PROBLEM DESCRIPTION
Copy the data that follows exactly. Include no pictures.

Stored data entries
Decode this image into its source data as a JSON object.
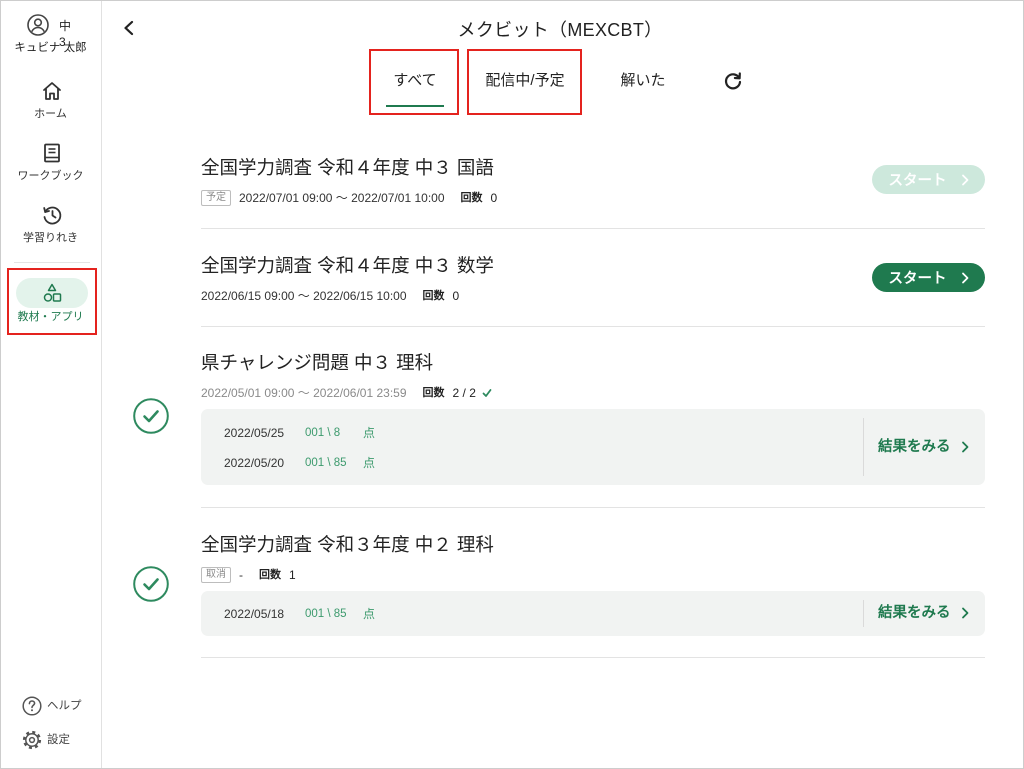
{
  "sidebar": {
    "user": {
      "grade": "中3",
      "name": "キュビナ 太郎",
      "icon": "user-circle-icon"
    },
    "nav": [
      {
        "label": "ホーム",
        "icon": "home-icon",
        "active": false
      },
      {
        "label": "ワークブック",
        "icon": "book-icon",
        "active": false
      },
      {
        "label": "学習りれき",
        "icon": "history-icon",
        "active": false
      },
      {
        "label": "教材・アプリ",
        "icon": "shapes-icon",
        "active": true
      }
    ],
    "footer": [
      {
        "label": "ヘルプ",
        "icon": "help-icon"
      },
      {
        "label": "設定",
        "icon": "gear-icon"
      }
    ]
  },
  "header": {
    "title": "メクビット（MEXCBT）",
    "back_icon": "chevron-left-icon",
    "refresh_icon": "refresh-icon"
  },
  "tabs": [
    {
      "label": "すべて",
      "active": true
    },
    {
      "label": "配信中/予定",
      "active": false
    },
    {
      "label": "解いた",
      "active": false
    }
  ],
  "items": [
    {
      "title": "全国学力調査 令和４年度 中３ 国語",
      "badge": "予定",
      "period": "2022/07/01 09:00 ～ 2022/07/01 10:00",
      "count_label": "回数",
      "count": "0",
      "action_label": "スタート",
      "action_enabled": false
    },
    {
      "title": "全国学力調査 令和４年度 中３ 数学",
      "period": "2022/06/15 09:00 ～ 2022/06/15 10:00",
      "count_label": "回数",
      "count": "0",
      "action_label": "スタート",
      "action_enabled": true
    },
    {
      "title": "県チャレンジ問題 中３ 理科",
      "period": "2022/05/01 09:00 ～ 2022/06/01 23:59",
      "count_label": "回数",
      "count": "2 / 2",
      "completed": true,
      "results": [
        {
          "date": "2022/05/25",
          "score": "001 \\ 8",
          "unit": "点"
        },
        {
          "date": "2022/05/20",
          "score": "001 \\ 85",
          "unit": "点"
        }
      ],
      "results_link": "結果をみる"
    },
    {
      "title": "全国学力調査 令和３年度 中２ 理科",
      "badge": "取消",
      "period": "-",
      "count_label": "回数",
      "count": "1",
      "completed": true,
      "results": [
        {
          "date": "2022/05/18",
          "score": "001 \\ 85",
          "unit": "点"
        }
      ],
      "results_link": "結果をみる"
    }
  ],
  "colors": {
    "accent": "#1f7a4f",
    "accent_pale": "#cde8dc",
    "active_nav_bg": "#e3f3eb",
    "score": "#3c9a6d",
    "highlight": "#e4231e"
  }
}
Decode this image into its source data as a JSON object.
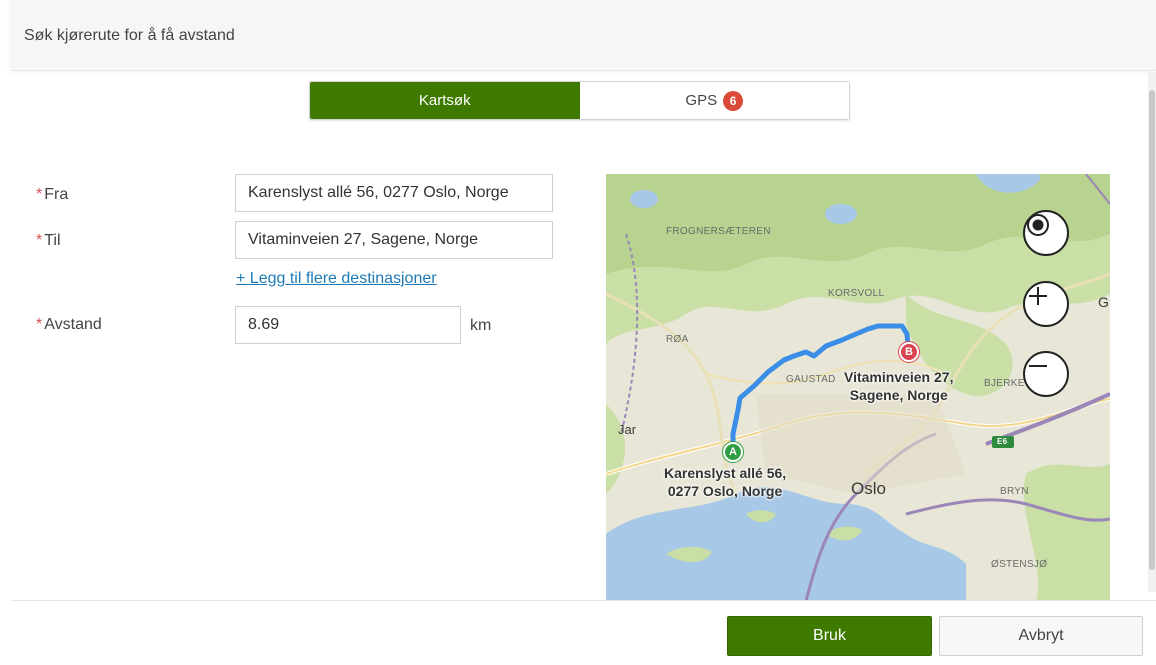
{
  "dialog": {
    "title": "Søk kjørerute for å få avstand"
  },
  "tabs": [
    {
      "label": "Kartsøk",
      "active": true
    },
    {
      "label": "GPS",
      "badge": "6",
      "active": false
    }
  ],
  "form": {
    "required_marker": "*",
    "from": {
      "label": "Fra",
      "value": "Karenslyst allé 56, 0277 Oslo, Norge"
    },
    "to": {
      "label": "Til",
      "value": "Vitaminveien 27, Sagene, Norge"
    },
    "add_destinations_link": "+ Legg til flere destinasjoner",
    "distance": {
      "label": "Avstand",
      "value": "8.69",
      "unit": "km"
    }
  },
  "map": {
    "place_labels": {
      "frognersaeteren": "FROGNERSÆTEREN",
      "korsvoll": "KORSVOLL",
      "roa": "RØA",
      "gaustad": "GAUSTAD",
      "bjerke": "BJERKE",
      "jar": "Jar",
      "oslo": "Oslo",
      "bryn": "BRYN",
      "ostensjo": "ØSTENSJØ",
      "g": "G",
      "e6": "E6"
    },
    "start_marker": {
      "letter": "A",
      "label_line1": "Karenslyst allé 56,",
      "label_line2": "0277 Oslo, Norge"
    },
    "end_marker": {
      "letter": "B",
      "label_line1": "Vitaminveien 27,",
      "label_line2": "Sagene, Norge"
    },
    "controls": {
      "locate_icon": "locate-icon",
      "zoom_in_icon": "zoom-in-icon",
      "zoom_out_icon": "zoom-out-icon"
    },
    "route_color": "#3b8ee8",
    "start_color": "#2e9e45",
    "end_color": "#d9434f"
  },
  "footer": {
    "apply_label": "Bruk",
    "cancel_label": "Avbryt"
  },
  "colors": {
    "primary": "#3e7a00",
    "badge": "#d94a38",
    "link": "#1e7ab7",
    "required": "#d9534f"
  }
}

COMPLETED EXERCISE
Decode this image into its source data as a JSON object.
{
  "sidebar": {
    "user": {
      "grade": "中3",
      "name": "キュビナ 太郎",
      "icon": "user-circle-icon"
    },
    "nav": [
      {
        "label": "ホーム",
        "icon": "home-icon",
        "active": false
      },
      {
        "label": "ワークブック",
        "icon": "book-icon",
        "active": false
      },
      {
        "label": "学習りれき",
        "icon": "history-icon",
        "active": false
      },
      {
        "label": "教材・アプリ",
        "icon": "shapes-icon",
        "active": true
      }
    ],
    "footer": [
      {
        "label": "ヘルプ",
        "icon": "help-icon"
      },
      {
        "label": "設定",
        "icon": "gear-icon"
      }
    ]
  },
  "header": {
    "title": "メクビット（MEXCBT）",
    "back_icon": "chevron-left-icon",
    "refresh_icon": "refresh-icon"
  },
  "tabs": [
    {
      "label": "すべて",
      "active": true
    },
    {
      "label": "配信中/予定",
      "active": false
    },
    {
      "label": "解いた",
      "active": false
    }
  ],
  "items": [
    {
      "title": "全国学力調査 令和４年度 中３ 国語",
      "badge": "予定",
      "period": "2022/07/01 09:00 ～ 2022/07/01 10:00",
      "count_label": "回数",
      "count": "0",
      "action_label": "スタート",
      "action_enabled": false
    },
    {
      "title": "全国学力調査 令和４年度 中３ 数学",
      "period": "2022/06/15 09:00 ～ 2022/06/15 10:00",
      "count_label": "回数",
      "count": "0",
      "action_label": "スタート",
      "action_enabled": true
    },
    {
      "title": "県チャレンジ問題 中３ 理科",
      "period": "2022/05/01 09:00 ～ 2022/06/01 23:59",
      "count_label": "回数",
      "count": "2 / 2",
      "completed": true,
      "results": [
        {
          "date": "2022/05/25",
          "score": "001 \\ 8",
          "unit": "点"
        },
        {
          "date": "2022/05/20",
          "score": "001 \\ 85",
          "unit": "点"
        }
      ],
      "results_link": "結果をみる"
    },
    {
      "title": "全国学力調査 令和３年度 中２ 理科",
      "badge": "取消",
      "period": "-",
      "count_label": "回数",
      "count": "1",
      "completed": true,
      "results": [
        {
          "date": "2022/05/18",
          "score": "001 \\ 85",
          "unit": "点"
        }
      ],
      "results_link": "結果をみる"
    }
  ],
  "colors": {
    "accent": "#1f7a4f",
    "accent_pale": "#cde8dc",
    "active_nav_bg": "#e3f3eb",
    "score": "#3c9a6d",
    "highlight": "#e4231e"
  }
}
Decode this image into its source data as a JSON object.
{
  "dialog": {
    "title": "Søk kjørerute for å få avstand"
  },
  "tabs": [
    {
      "label": "Kartsøk",
      "active": true
    },
    {
      "label": "GPS",
      "badge": "6",
      "active": false
    }
  ],
  "form": {
    "required_marker": "*",
    "from": {
      "label": "Fra",
      "value": "Karenslyst allé 56, 0277 Oslo, Norge"
    },
    "to": {
      "label": "Til",
      "value": "Vitaminveien 27, Sagene, Norge"
    },
    "add_destinations_link": "+ Legg til flere destinasjoner",
    "distance": {
      "label": "Avstand",
      "value": "8.69",
      "unit": "km"
    }
  },
  "map": {
    "place_labels": {
      "frognersaeteren": "FROGNERSÆTEREN",
      "korsvoll": "KORSVOLL",
      "roa": "RØA",
      "gaustad": "GAUSTAD",
      "bjerke": "BJERKE",
      "jar": "Jar",
      "oslo": "Oslo",
      "bryn": "BRYN",
      "ostensjo": "ØSTENSJØ",
      "g": "G",
      "e6": "E6"
    },
    "start_marker": {
      "letter": "A",
      "label_line1": "Karenslyst allé 56,",
      "label_line2": "0277 Oslo, Norge"
    },
    "end_marker": {
      "letter": "B",
      "label_line1": "Vitaminveien 27,",
      "label_line2": "Sagene, Norge"
    },
    "controls": {
      "locate_icon": "locate-icon",
      "zoom_in_icon": "zoom-in-icon",
      "zoom_out_icon": "zoom-out-icon"
    },
    "route_color": "#3b8ee8",
    "start_color": "#2e9e45",
    "end_color": "#d9434f"
  },
  "footer": {
    "apply_label": "Bruk",
    "cancel_label": "Avbryt"
  },
  "colors": {
    "primary": "#3e7a00",
    "badge": "#d94a38",
    "link": "#1e7ab7",
    "required": "#d9534f"
  }
}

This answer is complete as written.